---------- INFORMATION GIVEN
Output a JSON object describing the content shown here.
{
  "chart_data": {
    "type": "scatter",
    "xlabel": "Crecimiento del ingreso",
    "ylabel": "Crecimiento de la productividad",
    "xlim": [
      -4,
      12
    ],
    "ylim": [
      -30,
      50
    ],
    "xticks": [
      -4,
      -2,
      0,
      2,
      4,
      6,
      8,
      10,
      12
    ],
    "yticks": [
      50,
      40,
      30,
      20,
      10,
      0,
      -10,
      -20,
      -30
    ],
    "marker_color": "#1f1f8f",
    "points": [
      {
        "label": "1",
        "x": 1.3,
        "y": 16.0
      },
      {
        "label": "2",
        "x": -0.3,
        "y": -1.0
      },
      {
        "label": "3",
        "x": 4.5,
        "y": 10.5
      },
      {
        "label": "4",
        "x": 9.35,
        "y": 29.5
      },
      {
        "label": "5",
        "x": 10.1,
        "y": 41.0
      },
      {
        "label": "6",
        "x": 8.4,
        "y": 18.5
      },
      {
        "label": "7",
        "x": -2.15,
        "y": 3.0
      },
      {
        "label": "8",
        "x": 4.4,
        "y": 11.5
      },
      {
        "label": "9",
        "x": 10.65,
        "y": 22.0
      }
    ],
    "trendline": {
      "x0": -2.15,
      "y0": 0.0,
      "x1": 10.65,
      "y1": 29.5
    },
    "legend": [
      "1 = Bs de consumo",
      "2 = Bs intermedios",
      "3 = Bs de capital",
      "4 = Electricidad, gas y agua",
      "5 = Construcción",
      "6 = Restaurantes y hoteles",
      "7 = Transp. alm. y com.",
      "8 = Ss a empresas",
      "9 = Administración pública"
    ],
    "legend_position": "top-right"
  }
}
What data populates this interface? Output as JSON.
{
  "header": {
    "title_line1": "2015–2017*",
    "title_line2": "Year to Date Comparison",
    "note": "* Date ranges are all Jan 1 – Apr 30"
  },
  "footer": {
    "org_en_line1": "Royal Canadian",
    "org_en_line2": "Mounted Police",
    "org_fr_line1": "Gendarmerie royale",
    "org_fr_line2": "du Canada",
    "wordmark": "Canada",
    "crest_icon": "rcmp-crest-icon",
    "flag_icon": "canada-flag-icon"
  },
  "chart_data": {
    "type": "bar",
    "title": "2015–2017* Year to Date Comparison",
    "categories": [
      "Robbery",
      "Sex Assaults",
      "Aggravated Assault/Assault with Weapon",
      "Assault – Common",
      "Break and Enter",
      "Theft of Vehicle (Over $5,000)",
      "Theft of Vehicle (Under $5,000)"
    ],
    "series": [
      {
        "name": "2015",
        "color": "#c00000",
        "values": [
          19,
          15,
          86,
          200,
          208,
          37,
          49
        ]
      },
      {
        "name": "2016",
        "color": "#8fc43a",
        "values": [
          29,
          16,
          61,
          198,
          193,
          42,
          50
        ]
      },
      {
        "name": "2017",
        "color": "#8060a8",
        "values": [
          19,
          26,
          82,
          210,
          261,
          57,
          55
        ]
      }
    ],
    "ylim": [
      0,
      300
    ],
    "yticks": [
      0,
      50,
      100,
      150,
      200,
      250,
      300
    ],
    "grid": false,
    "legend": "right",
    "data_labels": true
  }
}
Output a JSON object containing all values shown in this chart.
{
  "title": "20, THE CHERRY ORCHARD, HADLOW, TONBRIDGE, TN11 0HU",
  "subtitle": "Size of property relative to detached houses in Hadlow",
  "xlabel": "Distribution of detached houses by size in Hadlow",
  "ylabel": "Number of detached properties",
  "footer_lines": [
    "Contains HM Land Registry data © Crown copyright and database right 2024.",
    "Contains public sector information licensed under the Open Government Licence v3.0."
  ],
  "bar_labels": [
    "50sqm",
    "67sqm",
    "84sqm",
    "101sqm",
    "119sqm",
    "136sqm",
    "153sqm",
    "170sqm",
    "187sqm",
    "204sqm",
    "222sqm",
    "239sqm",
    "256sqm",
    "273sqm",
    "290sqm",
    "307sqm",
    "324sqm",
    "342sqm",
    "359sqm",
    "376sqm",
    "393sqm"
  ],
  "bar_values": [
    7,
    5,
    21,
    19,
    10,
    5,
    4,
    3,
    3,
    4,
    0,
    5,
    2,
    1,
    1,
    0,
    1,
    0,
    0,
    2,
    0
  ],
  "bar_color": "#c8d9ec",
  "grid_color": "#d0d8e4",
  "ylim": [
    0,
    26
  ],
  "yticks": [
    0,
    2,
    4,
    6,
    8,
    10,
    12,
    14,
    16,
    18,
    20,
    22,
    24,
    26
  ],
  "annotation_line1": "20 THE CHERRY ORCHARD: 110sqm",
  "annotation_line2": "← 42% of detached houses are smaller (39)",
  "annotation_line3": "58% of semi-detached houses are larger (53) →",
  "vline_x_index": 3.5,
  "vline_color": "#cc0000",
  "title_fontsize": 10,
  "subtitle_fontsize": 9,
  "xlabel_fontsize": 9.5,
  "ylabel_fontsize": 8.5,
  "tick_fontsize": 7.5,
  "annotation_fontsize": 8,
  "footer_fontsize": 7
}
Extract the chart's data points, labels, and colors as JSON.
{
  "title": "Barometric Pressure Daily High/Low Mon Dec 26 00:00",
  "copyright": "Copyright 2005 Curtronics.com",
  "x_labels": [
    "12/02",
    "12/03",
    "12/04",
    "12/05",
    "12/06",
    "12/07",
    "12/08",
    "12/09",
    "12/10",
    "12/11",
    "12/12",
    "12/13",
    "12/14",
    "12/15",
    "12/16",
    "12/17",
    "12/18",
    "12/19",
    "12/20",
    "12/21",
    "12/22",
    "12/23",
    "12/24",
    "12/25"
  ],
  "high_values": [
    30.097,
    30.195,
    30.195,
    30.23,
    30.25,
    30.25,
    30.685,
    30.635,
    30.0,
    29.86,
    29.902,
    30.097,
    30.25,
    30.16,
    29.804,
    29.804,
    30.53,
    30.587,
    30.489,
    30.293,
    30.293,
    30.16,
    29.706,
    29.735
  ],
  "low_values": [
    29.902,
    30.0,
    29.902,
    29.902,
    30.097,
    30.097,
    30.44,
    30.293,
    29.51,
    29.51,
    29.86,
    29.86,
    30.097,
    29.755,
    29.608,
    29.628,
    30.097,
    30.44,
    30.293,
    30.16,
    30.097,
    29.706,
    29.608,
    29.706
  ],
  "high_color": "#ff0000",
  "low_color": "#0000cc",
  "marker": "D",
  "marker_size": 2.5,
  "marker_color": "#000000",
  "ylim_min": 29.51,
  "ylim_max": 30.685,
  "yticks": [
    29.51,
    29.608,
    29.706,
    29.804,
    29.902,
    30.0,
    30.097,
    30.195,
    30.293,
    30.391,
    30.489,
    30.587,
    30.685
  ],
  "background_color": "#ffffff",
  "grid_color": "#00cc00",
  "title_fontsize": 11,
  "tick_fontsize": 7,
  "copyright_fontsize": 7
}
--------------------
▶ **TASK**
Copy every record above exactly as it appears.

▶ **SOLUTION FOR THIS EXERCISE**
Output a JSON object describing the content shown here.
{
  "chart_data": {
    "type": "scatter",
    "xlabel": "Crecimiento del ingreso",
    "ylabel": "Crecimiento de la productividad",
    "xlim": [
      -4,
      12
    ],
    "ylim": [
      -30,
      50
    ],
    "xticks": [
      -4,
      -2,
      0,
      2,
      4,
      6,
      8,
      10,
      12
    ],
    "yticks": [
      50,
      40,
      30,
      20,
      10,
      0,
      -10,
      -20,
      -30
    ],
    "marker_color": "#1f1f8f",
    "points": [
      {
        "label": "1",
        "x": 1.3,
        "y": 16.0
      },
      {
        "label": "2",
        "x": -0.3,
        "y": -1.0
      },
      {
        "label": "3",
        "x": 4.5,
        "y": 10.5
      },
      {
        "label": "4",
        "x": 9.35,
        "y": 29.5
      },
      {
        "label": "5",
        "x": 10.1,
        "y": 41.0
      },
      {
        "label": "6",
        "x": 8.4,
        "y": 18.5
      },
      {
        "label": "7",
        "x": -2.15,
        "y": 3.0
      },
      {
        "label": "8",
        "x": 4.4,
        "y": 11.5
      },
      {
        "label": "9",
        "x": 10.65,
        "y": 22.0
      }
    ],
    "trendline": {
      "x0": -2.15,
      "y0": 0.0,
      "x1": 10.65,
      "y1": 29.5
    },
    "legend": [
      "1 = Bs de consumo",
      "2 = Bs intermedios",
      "3 = Bs de capital",
      "4 = Electricidad, gas y agua",
      "5 = Construcción",
      "6 = Restaurantes y hoteles",
      "7 = Transp. alm. y com.",
      "8 = Ss a empresas",
      "9 = Administración pública"
    ],
    "legend_position": "top-right"
  }
}
What data populates this interface? Output as JSON.
{
  "header": {
    "title_line1": "2015–2017*",
    "title_line2": "Year to Date Comparison",
    "note": "* Date ranges are all Jan 1 – Apr 30"
  },
  "footer": {
    "org_en_line1": "Royal Canadian",
    "org_en_line2": "Mounted Police",
    "org_fr_line1": "Gendarmerie royale",
    "org_fr_line2": "du Canada",
    "wordmark": "Canada",
    "crest_icon": "rcmp-crest-icon",
    "flag_icon": "canada-flag-icon"
  },
  "chart_data": {
    "type": "bar",
    "title": "2015–2017* Year to Date Comparison",
    "categories": [
      "Robbery",
      "Sex Assaults",
      "Aggravated Assault/Assault with Weapon",
      "Assault – Common",
      "Break and Enter",
      "Theft of Vehicle (Over $5,000)",
      "Theft of Vehicle (Under $5,000)"
    ],
    "series": [
      {
        "name": "2015",
        "color": "#c00000",
        "values": [
          19,
          15,
          86,
          200,
          208,
          37,
          49
        ]
      },
      {
        "name": "2016",
        "color": "#8fc43a",
        "values": [
          29,
          16,
          61,
          198,
          193,
          42,
          50
        ]
      },
      {
        "name": "2017",
        "color": "#8060a8",
        "values": [
          19,
          26,
          82,
          210,
          261,
          57,
          55
        ]
      }
    ],
    "ylim": [
      0,
      300
    ],
    "yticks": [
      0,
      50,
      100,
      150,
      200,
      250,
      300
    ],
    "grid": false,
    "legend": "right",
    "data_labels": true
  }
}
Output a JSON object containing all values shown in this chart.
{
  "title": "20, THE CHERRY ORCHARD, HADLOW, TONBRIDGE, TN11 0HU",
  "subtitle": "Size of property relative to detached houses in Hadlow",
  "xlabel": "Distribution of detached houses by size in Hadlow",
  "ylabel": "Number of detached properties",
  "footer_lines": [
    "Contains HM Land Registry data © Crown copyright and database right 2024.",
    "Contains public sector information licensed under the Open Government Licence v3.0."
  ],
  "bar_labels": [
    "50sqm",
    "67sqm",
    "84sqm",
    "101sqm",
    "119sqm",
    "136sqm",
    "153sqm",
    "170sqm",
    "187sqm",
    "204sqm",
    "222sqm",
    "239sqm",
    "256sqm",
    "273sqm",
    "290sqm",
    "307sqm",
    "324sqm",
    "342sqm",
    "359sqm",
    "376sqm",
    "393sqm"
  ],
  "bar_values": [
    7,
    5,
    21,
    19,
    10,
    5,
    4,
    3,
    3,
    4,
    0,
    5,
    2,
    1,
    1,
    0,
    1,
    0,
    0,
    2,
    0
  ],
  "bar_color": "#c8d9ec",
  "grid_color": "#d0d8e4",
  "ylim": [
    0,
    26
  ],
  "yticks": [
    0,
    2,
    4,
    6,
    8,
    10,
    12,
    14,
    16,
    18,
    20,
    22,
    24,
    26
  ],
  "annotation_line1": "20 THE CHERRY ORCHARD: 110sqm",
  "annotation_line2": "← 42% of detached houses are smaller (39)",
  "annotation_line3": "58% of semi-detached houses are larger (53) →",
  "vline_x_index": 3.5,
  "vline_color": "#cc0000",
  "title_fontsize": 10,
  "subtitle_fontsize": 9,
  "xlabel_fontsize": 9.5,
  "ylabel_fontsize": 8.5,
  "tick_fontsize": 7.5,
  "annotation_fontsize": 8,
  "footer_fontsize": 7
}
Extract the chart's data points, labels, and colors as JSON.
{
  "title": "Barometric Pressure Daily High/Low Mon Dec 26 00:00",
  "copyright": "Copyright 2005 Curtronics.com",
  "x_labels": [
    "12/02",
    "12/03",
    "12/04",
    "12/05",
    "12/06",
    "12/07",
    "12/08",
    "12/09",
    "12/10",
    "12/11",
    "12/12",
    "12/13",
    "12/14",
    "12/15",
    "12/16",
    "12/17",
    "12/18",
    "12/19",
    "12/20",
    "12/21",
    "12/22",
    "12/23",
    "12/24",
    "12/25"
  ],
  "high_values": [
    30.097,
    30.195,
    30.195,
    30.23,
    30.25,
    30.25,
    30.685,
    30.635,
    30.0,
    29.86,
    29.902,
    30.097,
    30.25,
    30.16,
    29.804,
    29.804,
    30.53,
    30.587,
    30.489,
    30.293,
    30.293,
    30.16,
    29.706,
    29.735
  ],
  "low_values": [
    29.902,
    30.0,
    29.902,
    29.902,
    30.097,
    30.097,
    30.44,
    30.293,
    29.51,
    29.51,
    29.86,
    29.86,
    30.097,
    29.755,
    29.608,
    29.628,
    30.097,
    30.44,
    30.293,
    30.16,
    30.097,
    29.706,
    29.608,
    29.706
  ],
  "high_color": "#ff0000",
  "low_color": "#0000cc",
  "marker": "D",
  "marker_size": 2.5,
  "marker_color": "#000000",
  "ylim_min": 29.51,
  "ylim_max": 30.685,
  "yticks": [
    29.51,
    29.608,
    29.706,
    29.804,
    29.902,
    30.0,
    30.097,
    30.195,
    30.293,
    30.391,
    30.489,
    30.587,
    30.685
  ],
  "background_color": "#ffffff",
  "grid_color": "#00cc00",
  "title_fontsize": 11,
  "tick_fontsize": 7,
  "copyright_fontsize": 7
}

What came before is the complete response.